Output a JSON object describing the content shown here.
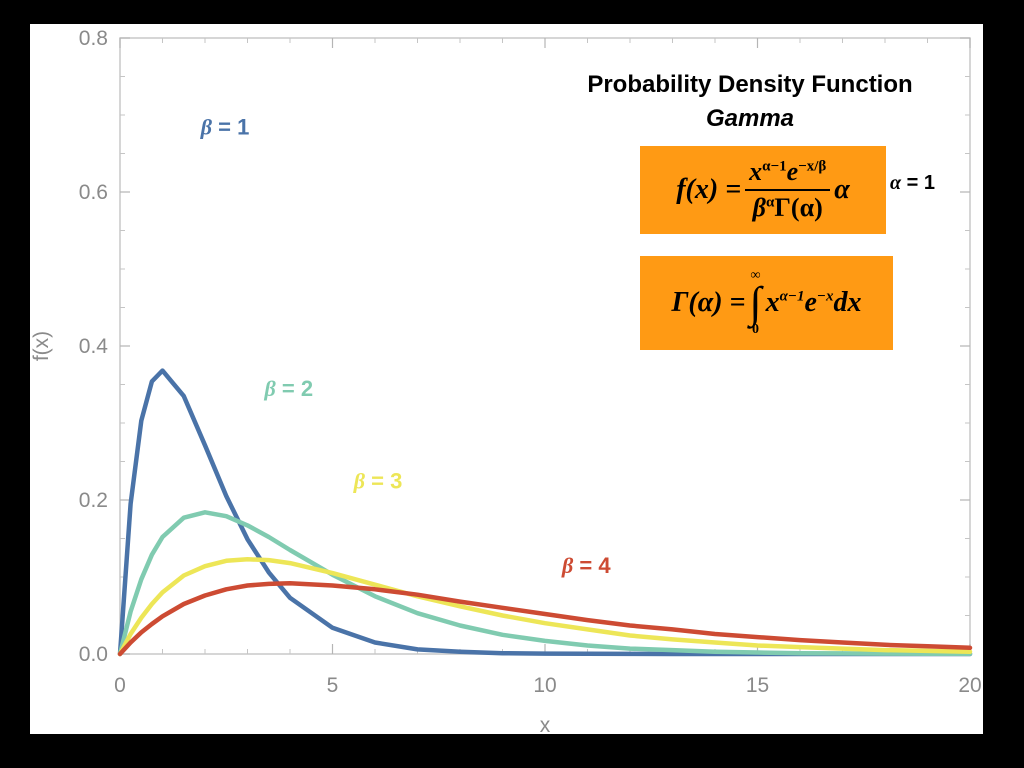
{
  "title": {
    "line1": "Probability Density Function",
    "line2": "Gamma"
  },
  "formula_pdf": {
    "lhs": "f(x) =",
    "numerator_base": "x",
    "numerator_exp": "α−1",
    "numerator_e": "e",
    "numerator_e_exp": "−x/β",
    "denominator": "β",
    "denominator_exp": "α",
    "denominator_gamma": "Γ(α)",
    "trailing": "α"
  },
  "alpha_note": {
    "symbol": "α",
    "text": " = 1"
  },
  "formula_gamma": {
    "lhs": "Γ(α) =",
    "upper_limit": "∞",
    "integral_sign": "∫",
    "lower_limit": "0",
    "body_base": "x",
    "body_exp": "α−1",
    "body_e": "e",
    "body_e_exp": "−x",
    "dx": "dx"
  },
  "chart_data": {
    "type": "line",
    "title": "Probability Density Function Gamma",
    "xlabel": "x",
    "ylabel": "f(x)",
    "xlim": [
      0,
      20
    ],
    "ylim": [
      0,
      0.8
    ],
    "x_ticks": [
      "0",
      "5",
      "10",
      "15",
      "20"
    ],
    "y_ticks": [
      "0.0",
      "0.2",
      "0.4",
      "0.6",
      "0.8"
    ],
    "grid": false,
    "alpha": 1,
    "x": [
      0,
      0.25,
      0.5,
      0.75,
      1,
      1.5,
      2,
      2.5,
      3,
      3.5,
      4,
      5,
      6,
      7,
      8,
      9,
      10,
      11,
      12,
      13,
      14,
      15,
      16,
      17,
      18,
      19,
      20
    ],
    "series": [
      {
        "name": "β = 1",
        "label_symbol": "β",
        "label_text": " = 1",
        "color": "#4a73a8",
        "values": [
          0,
          0.195,
          0.303,
          0.354,
          0.368,
          0.335,
          0.271,
          0.205,
          0.149,
          0.106,
          0.073,
          0.034,
          0.015,
          0.006,
          0.003,
          0.001,
          0.0005,
          0.0002,
          0.0001,
          0,
          0,
          0,
          0,
          0,
          0,
          0,
          0
        ]
      },
      {
        "name": "β = 2",
        "label_symbol": "β",
        "label_text": " = 2",
        "color": "#80cbb0",
        "values": [
          0,
          0.055,
          0.097,
          0.129,
          0.152,
          0.177,
          0.184,
          0.179,
          0.167,
          0.152,
          0.135,
          0.103,
          0.075,
          0.053,
          0.037,
          0.025,
          0.017,
          0.011,
          0.007,
          0.005,
          0.003,
          0.002,
          0.001,
          0.0008,
          0.0005,
          0.0003,
          0.0002
        ]
      },
      {
        "name": "β = 3",
        "label_symbol": "β",
        "label_text": " = 3",
        "color": "#ede657",
        "values": [
          0,
          0.026,
          0.047,
          0.065,
          0.08,
          0.102,
          0.114,
          0.121,
          0.123,
          0.122,
          0.118,
          0.105,
          0.09,
          0.075,
          0.062,
          0.05,
          0.04,
          0.032,
          0.024,
          0.019,
          0.015,
          0.011,
          0.009,
          0.007,
          0.005,
          0.004,
          0.003
        ]
      },
      {
        "name": "β = 4",
        "label_symbol": "β",
        "label_text": " = 4",
        "color": "#cd4b33",
        "values": [
          0,
          0.015,
          0.028,
          0.039,
          0.049,
          0.065,
          0.076,
          0.084,
          0.089,
          0.091,
          0.092,
          0.089,
          0.084,
          0.077,
          0.068,
          0.06,
          0.052,
          0.044,
          0.037,
          0.032,
          0.026,
          0.022,
          0.018,
          0.015,
          0.012,
          0.01,
          0.008
        ]
      }
    ]
  }
}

+ + + + + + +

_Directions:_ Within the data above, pick out all lines holding the word "color".

_Problem solution:_
        "color": "#4a73a8",
        "color": "#80cbb0",
        "color": "#ede657",
        "color": "#cd4b33",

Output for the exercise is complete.